• _REQUIRED TASK_
Copy each line with the word "JSON" in it.

# START OF RECORDS SHOWN

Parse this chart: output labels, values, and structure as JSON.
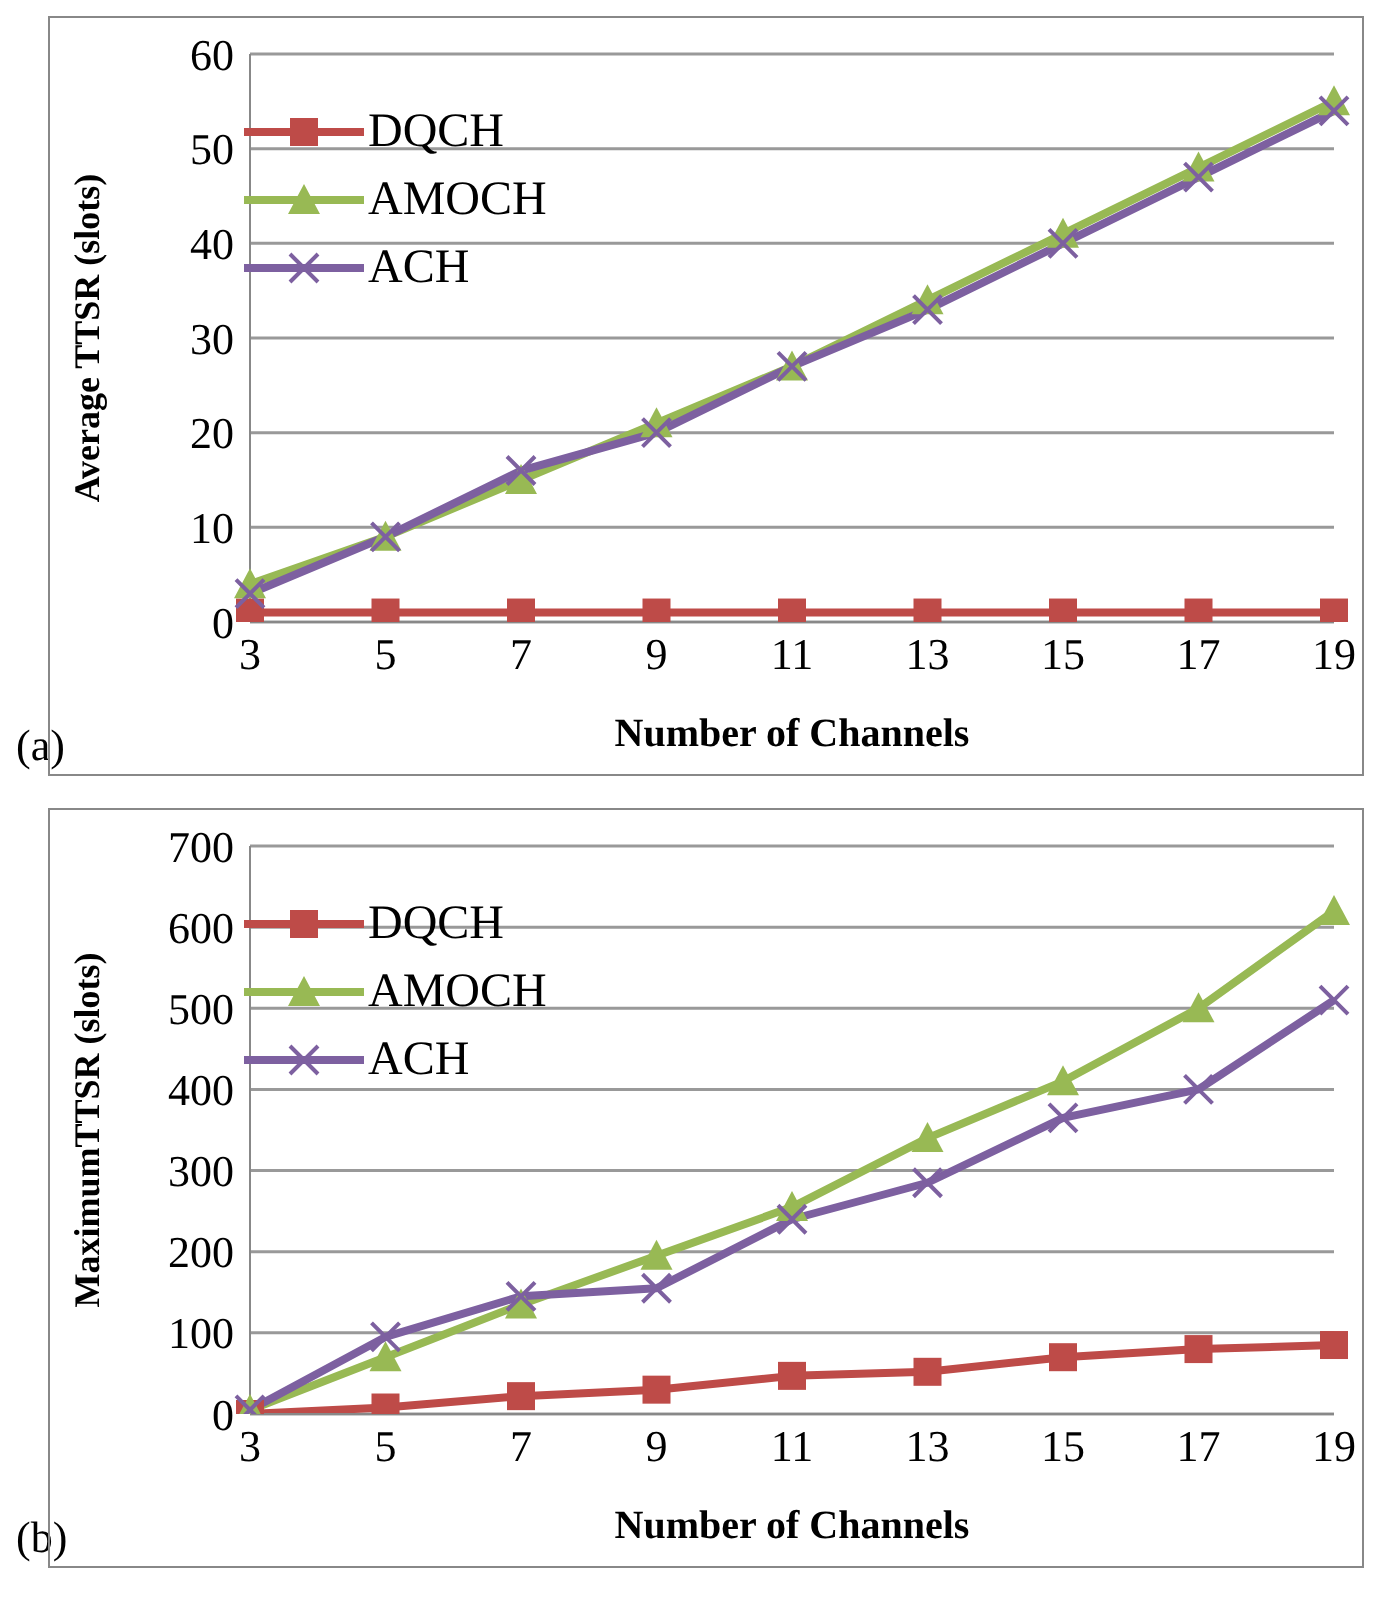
{
  "chart_data": [
    {
      "type": "line",
      "categories": [
        "3",
        "5",
        "7",
        "9",
        "11",
        "13",
        "15",
        "17",
        "19"
      ],
      "xlabel": "Number of Channels",
      "ylabel": "Average TTSR (slots)",
      "ylim": [
        0,
        60
      ],
      "yticks": [
        0,
        10,
        20,
        30,
        40,
        50,
        60
      ],
      "grid": "y",
      "legend": "top left",
      "annotations": [
        "(a)"
      ],
      "series": [
        {
          "name": "DQCH",
          "color": "#be4b48",
          "marker": "square",
          "values": [
            1,
            1,
            1,
            1,
            1,
            1,
            1,
            1,
            1
          ]
        },
        {
          "name": "AMOCH",
          "color": "#98b954",
          "marker": "triangle",
          "values": [
            4,
            9,
            15,
            21,
            27,
            34,
            41,
            48,
            55
          ]
        },
        {
          "name": "ACH",
          "color": "#7d60a0",
          "marker": "cross",
          "values": [
            3,
            9,
            16,
            20,
            27,
            33,
            40,
            47,
            54
          ]
        }
      ]
    },
    {
      "type": "line",
      "categories": [
        "3",
        "5",
        "7",
        "9",
        "11",
        "13",
        "15",
        "17",
        "19"
      ],
      "xlabel": "Number of Channels",
      "ylabel": "MaximumTTSR (slots)",
      "ylim": [
        0,
        700
      ],
      "yticks": [
        0,
        100,
        200,
        300,
        400,
        500,
        600,
        700
      ],
      "grid": "y",
      "legend": "top left",
      "annotations": [
        "(b)"
      ],
      "series": [
        {
          "name": "DQCH",
          "color": "#be4b48",
          "marker": "square",
          "values": [
            0,
            8,
            22,
            30,
            47,
            52,
            70,
            80,
            85
          ]
        },
        {
          "name": "AMOCH",
          "color": "#98b954",
          "marker": "triangle",
          "values": [
            5,
            70,
            135,
            195,
            255,
            340,
            410,
            500,
            620
          ]
        },
        {
          "name": "ACH",
          "color": "#7d60a0",
          "marker": "cross",
          "values": [
            5,
            95,
            145,
            155,
            240,
            285,
            365,
            400,
            510
          ]
        }
      ]
    }
  ]
}
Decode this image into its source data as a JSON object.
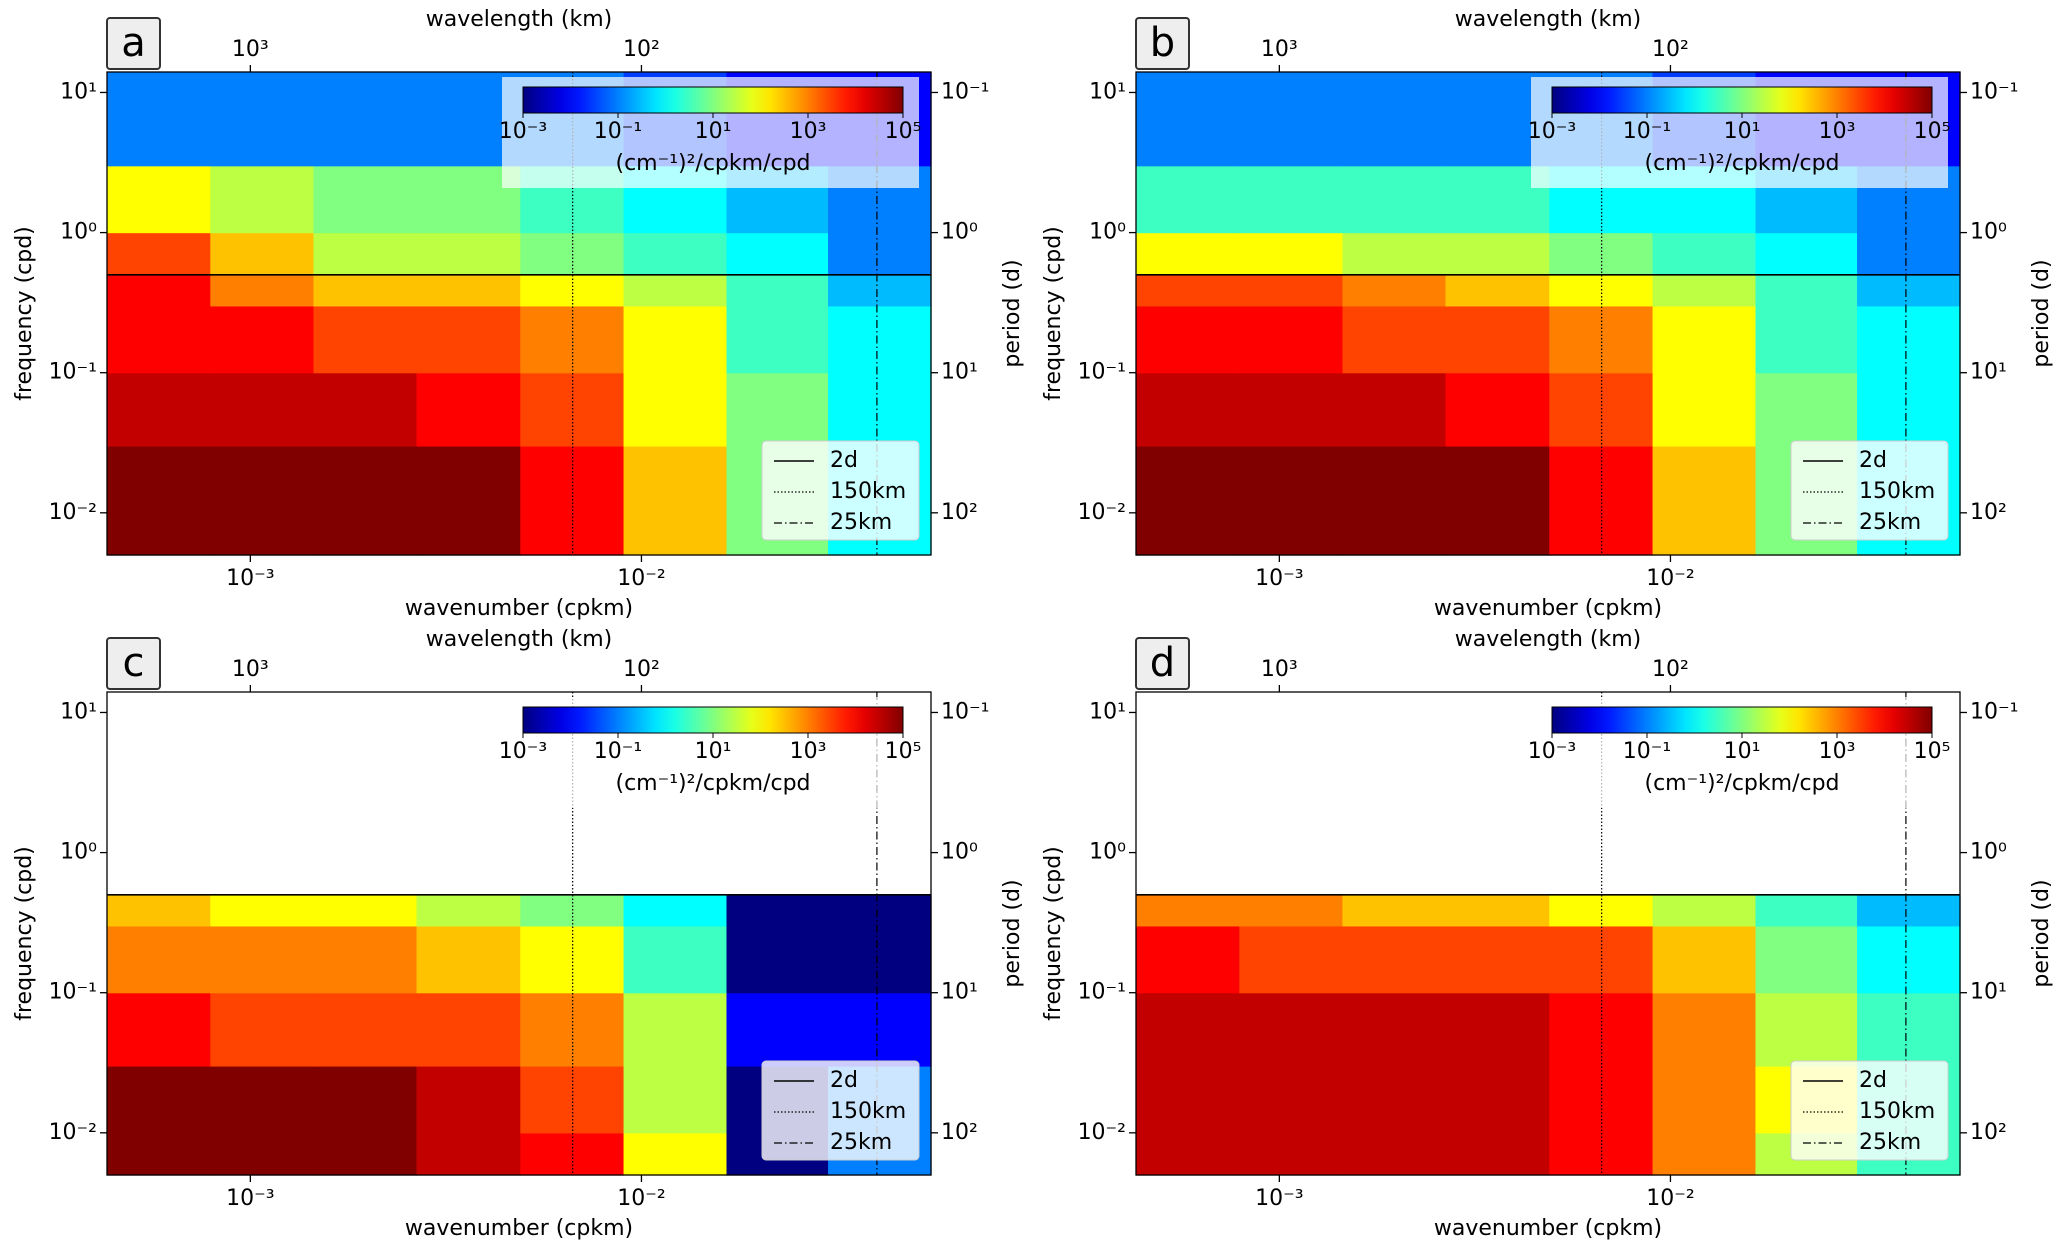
{
  "chart_data": [
    {
      "type": "heatmap",
      "panel": "a",
      "xlabel": "wavenumber (cpkm)",
      "x2label": "wavelength (km)",
      "ylabel": "frequency (cpd)",
      "y2label": "period (d)",
      "xscale": "log",
      "yscale": "log",
      "xlim": [
        0.00043,
        0.055
      ],
      "ylim": [
        0.005,
        14
      ],
      "xticks": [
        {
          "value": 0.001,
          "label": "10⁻³"
        },
        {
          "value": 0.01,
          "label": "10⁻²"
        }
      ],
      "x2ticks": [
        {
          "value": 1000,
          "label": "10³"
        },
        {
          "value": 100,
          "label": "10²"
        }
      ],
      "yticks": [
        {
          "value": 0.01,
          "label": "10⁻²"
        },
        {
          "value": 0.1,
          "label": "10⁻¹"
        },
        {
          "value": 1,
          "label": "10⁰"
        },
        {
          "value": 10,
          "label": "10¹"
        }
      ],
      "y2ticks": [
        {
          "value": 100,
          "label": "10²"
        },
        {
          "value": 10,
          "label": "10¹"
        },
        {
          "value": 1,
          "label": "10⁰"
        },
        {
          "value": 0.1,
          "label": "10⁻¹"
        }
      ],
      "x_edges": [
        0.00043,
        0.00079,
        0.00145,
        0.00266,
        0.0049,
        0.009,
        0.0165,
        0.03,
        0.055
      ],
      "y_edges": [
        0.005,
        0.01,
        0.03,
        0.1,
        0.3,
        0.5,
        1,
        3,
        14
      ],
      "z": [
        [
          100000.0,
          100000.0,
          100000.0,
          100000.0,
          10000.0,
          300,
          10,
          1
        ],
        [
          100000.0,
          100000.0,
          100000.0,
          100000.0,
          10000.0,
          300,
          10,
          1
        ],
        [
          30000.0,
          30000.0,
          30000.0,
          10000.0,
          3000,
          100,
          10,
          1
        ],
        [
          10000.0,
          10000.0,
          3000,
          3000,
          1000,
          100,
          3,
          1
        ],
        [
          10000.0,
          1000,
          300,
          300,
          100,
          30,
          3,
          0.3
        ],
        [
          3000,
          300,
          30,
          30,
          10,
          3,
          1,
          0.1
        ],
        [
          100,
          30,
          10,
          10,
          3,
          1,
          0.3,
          0.1
        ],
        [
          0.1,
          0.1,
          0.1,
          0.1,
          0.1,
          0.03,
          0.01,
          0.01
        ]
      ],
      "colorbar": {
        "label": "(cm⁻¹)²/cpkm/cpd",
        "scale": "log",
        "colormap": "jet",
        "lim": [
          0.001,
          100000
        ],
        "ticks": [
          {
            "value": 0.001,
            "label": "10⁻³"
          },
          {
            "value": 0.1,
            "label": "10⁻¹"
          },
          {
            "value": 10,
            "label": "10¹"
          },
          {
            "value": 1000,
            "label": "10³"
          },
          {
            "value": 100000,
            "label": "10⁵"
          }
        ]
      },
      "ref_lines": [
        {
          "name": "2d",
          "axis": "y",
          "value": 0.5,
          "style": "solid"
        },
        {
          "name": "150km",
          "axis": "x",
          "value": 0.00667,
          "style": "dotted"
        },
        {
          "name": "25km",
          "axis": "x",
          "value": 0.04,
          "style": "dashdot"
        }
      ],
      "legend": "lower right"
    },
    {
      "type": "heatmap",
      "panel": "b",
      "xlabel": "wavenumber (cpkm)",
      "x2label": "wavelength (km)",
      "ylabel": "frequency (cpd)",
      "y2label": "period (d)",
      "xscale": "log",
      "yscale": "log",
      "xlim": [
        0.00043,
        0.055
      ],
      "ylim": [
        0.005,
        14
      ],
      "xticks": [
        {
          "value": 0.001,
          "label": "10⁻³"
        },
        {
          "value": 0.01,
          "label": "10⁻²"
        }
      ],
      "x2ticks": [
        {
          "value": 1000,
          "label": "10³"
        },
        {
          "value": 100,
          "label": "10²"
        }
      ],
      "yticks": [
        {
          "value": 0.01,
          "label": "10⁻²"
        },
        {
          "value": 0.1,
          "label": "10⁻¹"
        },
        {
          "value": 1,
          "label": "10⁰"
        },
        {
          "value": 10,
          "label": "10¹"
        }
      ],
      "y2ticks": [
        {
          "value": 100,
          "label": "10²"
        },
        {
          "value": 10,
          "label": "10¹"
        },
        {
          "value": 1,
          "label": "10⁰"
        },
        {
          "value": 0.1,
          "label": "10⁻¹"
        }
      ],
      "x_edges": [
        0.00043,
        0.00079,
        0.00145,
        0.00266,
        0.0049,
        0.009,
        0.0165,
        0.03,
        0.055
      ],
      "y_edges": [
        0.005,
        0.01,
        0.03,
        0.1,
        0.3,
        0.5,
        1,
        3,
        14
      ],
      "z": [
        [
          100000.0,
          100000.0,
          100000.0,
          100000.0,
          10000.0,
          300,
          10,
          1
        ],
        [
          100000.0,
          100000.0,
          100000.0,
          100000.0,
          10000.0,
          300,
          10,
          1
        ],
        [
          30000.0,
          30000.0,
          30000.0,
          10000.0,
          3000,
          100,
          10,
          1
        ],
        [
          10000.0,
          10000.0,
          3000,
          3000,
          1000,
          100,
          3,
          1
        ],
        [
          3000,
          3000,
          1000,
          300,
          100,
          30,
          3,
          0.3
        ],
        [
          100,
          100,
          30,
          30,
          10,
          3,
          1,
          0.1
        ],
        [
          3,
          3,
          3,
          3,
          1,
          1,
          0.3,
          0.1
        ],
        [
          0.1,
          0.1,
          0.1,
          0.1,
          0.1,
          0.03,
          0.01,
          0.01
        ]
      ],
      "colorbar": {
        "label": "(cm⁻¹)²/cpkm/cpd",
        "scale": "log",
        "colormap": "jet",
        "lim": [
          0.001,
          100000
        ],
        "ticks": [
          {
            "value": 0.001,
            "label": "10⁻³"
          },
          {
            "value": 0.1,
            "label": "10⁻¹"
          },
          {
            "value": 10,
            "label": "10¹"
          },
          {
            "value": 1000,
            "label": "10³"
          },
          {
            "value": 100000,
            "label": "10⁵"
          }
        ]
      },
      "ref_lines": [
        {
          "name": "2d",
          "axis": "y",
          "value": 0.5,
          "style": "solid"
        },
        {
          "name": "150km",
          "axis": "x",
          "value": 0.00667,
          "style": "dotted"
        },
        {
          "name": "25km",
          "axis": "x",
          "value": 0.04,
          "style": "dashdot"
        }
      ],
      "legend": "lower right"
    },
    {
      "type": "heatmap",
      "panel": "c",
      "xlabel": "wavenumber (cpkm)",
      "x2label": "wavelength (km)",
      "ylabel": "frequency (cpd)",
      "y2label": "period (d)",
      "xscale": "log",
      "yscale": "log",
      "xlim": [
        0.00043,
        0.055
      ],
      "ylim": [
        0.005,
        14
      ],
      "xticks": [
        {
          "value": 0.001,
          "label": "10⁻³"
        },
        {
          "value": 0.01,
          "label": "10⁻²"
        }
      ],
      "x2ticks": [
        {
          "value": 1000,
          "label": "10³"
        },
        {
          "value": 100,
          "label": "10²"
        }
      ],
      "yticks": [
        {
          "value": 0.01,
          "label": "10⁻²"
        },
        {
          "value": 0.1,
          "label": "10⁻¹"
        },
        {
          "value": 1,
          "label": "10⁰"
        },
        {
          "value": 10,
          "label": "10¹"
        }
      ],
      "y2ticks": [
        {
          "value": 100,
          "label": "10²"
        },
        {
          "value": 10,
          "label": "10¹"
        },
        {
          "value": 1,
          "label": "10⁰"
        },
        {
          "value": 0.1,
          "label": "10⁻¹"
        }
      ],
      "x_edges": [
        0.00043,
        0.00079,
        0.00145,
        0.00266,
        0.0049,
        0.009,
        0.0165,
        0.03,
        0.055
      ],
      "y_edges": [
        0.005,
        0.01,
        0.03,
        0.1,
        0.3,
        0.5,
        1,
        3,
        14
      ],
      "z": [
        [
          100000.0,
          100000.0,
          100000.0,
          30000.0,
          10000.0,
          100,
          0.001,
          0.1
        ],
        [
          100000.0,
          100000.0,
          100000.0,
          30000.0,
          3000,
          30,
          0.001,
          0.1
        ],
        [
          10000.0,
          3000,
          3000,
          3000,
          1000,
          30,
          0.01,
          0.01
        ],
        [
          1000,
          1000,
          1000,
          300,
          100,
          3,
          0.001,
          0.001
        ],
        [
          300,
          100,
          100,
          30,
          10,
          1,
          0.001,
          0.001
        ],
        [
          null,
          null,
          null,
          null,
          null,
          null,
          null,
          null
        ],
        [
          null,
          null,
          null,
          null,
          null,
          null,
          null,
          null
        ],
        [
          null,
          null,
          null,
          null,
          null,
          null,
          null,
          null
        ]
      ],
      "colorbar": {
        "label": "(cm⁻¹)²/cpkm/cpd",
        "scale": "log",
        "colormap": "jet",
        "lim": [
          0.001,
          100000
        ],
        "ticks": [
          {
            "value": 0.001,
            "label": "10⁻³"
          },
          {
            "value": 0.1,
            "label": "10⁻¹"
          },
          {
            "value": 10,
            "label": "10¹"
          },
          {
            "value": 1000,
            "label": "10³"
          },
          {
            "value": 100000,
            "label": "10⁵"
          }
        ]
      },
      "ref_lines": [
        {
          "name": "2d",
          "axis": "y",
          "value": 0.5,
          "style": "solid"
        },
        {
          "name": "150km",
          "axis": "x",
          "value": 0.00667,
          "style": "dotted"
        },
        {
          "name": "25km",
          "axis": "x",
          "value": 0.04,
          "style": "dashdot"
        }
      ],
      "legend": "lower right"
    },
    {
      "type": "heatmap",
      "panel": "d",
      "xlabel": "wavenumber (cpkm)",
      "x2label": "wavelength (km)",
      "ylabel": "frequency (cpd)",
      "y2label": "period (d)",
      "xscale": "log",
      "yscale": "log",
      "xlim": [
        0.00043,
        0.055
      ],
      "ylim": [
        0.005,
        14
      ],
      "xticks": [
        {
          "value": 0.001,
          "label": "10⁻³"
        },
        {
          "value": 0.01,
          "label": "10⁻²"
        }
      ],
      "x2ticks": [
        {
          "value": 1000,
          "label": "10³"
        },
        {
          "value": 100,
          "label": "10²"
        }
      ],
      "yticks": [
        {
          "value": 0.01,
          "label": "10⁻²"
        },
        {
          "value": 0.1,
          "label": "10⁻¹"
        },
        {
          "value": 1,
          "label": "10⁰"
        },
        {
          "value": 10,
          "label": "10¹"
        }
      ],
      "y2ticks": [
        {
          "value": 100,
          "label": "10²"
        },
        {
          "value": 10,
          "label": "10¹"
        },
        {
          "value": 1,
          "label": "10⁰"
        },
        {
          "value": 0.1,
          "label": "10⁻¹"
        }
      ],
      "x_edges": [
        0.00043,
        0.00079,
        0.00145,
        0.00266,
        0.0049,
        0.009,
        0.0165,
        0.03,
        0.055
      ],
      "y_edges": [
        0.005,
        0.01,
        0.03,
        0.1,
        0.3,
        0.5,
        1,
        3,
        14
      ],
      "z": [
        [
          30000.0,
          30000.0,
          30000.0,
          30000.0,
          10000.0,
          1000,
          30,
          3
        ],
        [
          30000.0,
          30000.0,
          30000.0,
          30000.0,
          10000.0,
          1000,
          100,
          3
        ],
        [
          30000.0,
          30000.0,
          30000.0,
          30000.0,
          10000.0,
          1000,
          30,
          3
        ],
        [
          10000.0,
          3000,
          3000,
          3000,
          3000,
          300,
          10,
          1
        ],
        [
          1000,
          1000,
          300,
          300,
          100,
          30,
          3,
          0.3
        ],
        [
          null,
          null,
          null,
          null,
          null,
          null,
          null,
          null
        ],
        [
          null,
          null,
          null,
          null,
          null,
          null,
          null,
          null
        ],
        [
          null,
          null,
          null,
          null,
          null,
          null,
          null,
          null
        ]
      ],
      "colorbar": {
        "label": "(cm⁻¹)²/cpkm/cpd",
        "scale": "log",
        "colormap": "jet",
        "lim": [
          0.001,
          100000
        ],
        "ticks": [
          {
            "value": 0.001,
            "label": "10⁻³"
          },
          {
            "value": 0.1,
            "label": "10⁻¹"
          },
          {
            "value": 10,
            "label": "10¹"
          },
          {
            "value": 1000,
            "label": "10³"
          },
          {
            "value": 100000,
            "label": "10⁵"
          }
        ]
      },
      "ref_lines": [
        {
          "name": "2d",
          "axis": "y",
          "value": 0.5,
          "style": "solid"
        },
        {
          "name": "150km",
          "axis": "x",
          "value": 0.00667,
          "style": "dotted"
        },
        {
          "name": "25km",
          "axis": "x",
          "value": 0.04,
          "style": "dashdot"
        }
      ],
      "legend": "lower right"
    }
  ]
}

# END OF RECORDS SHOWN

• _REPLY_
Parse this chart: output labels, values, and structure as JSON.
Decode this image into its source data as a JSON object.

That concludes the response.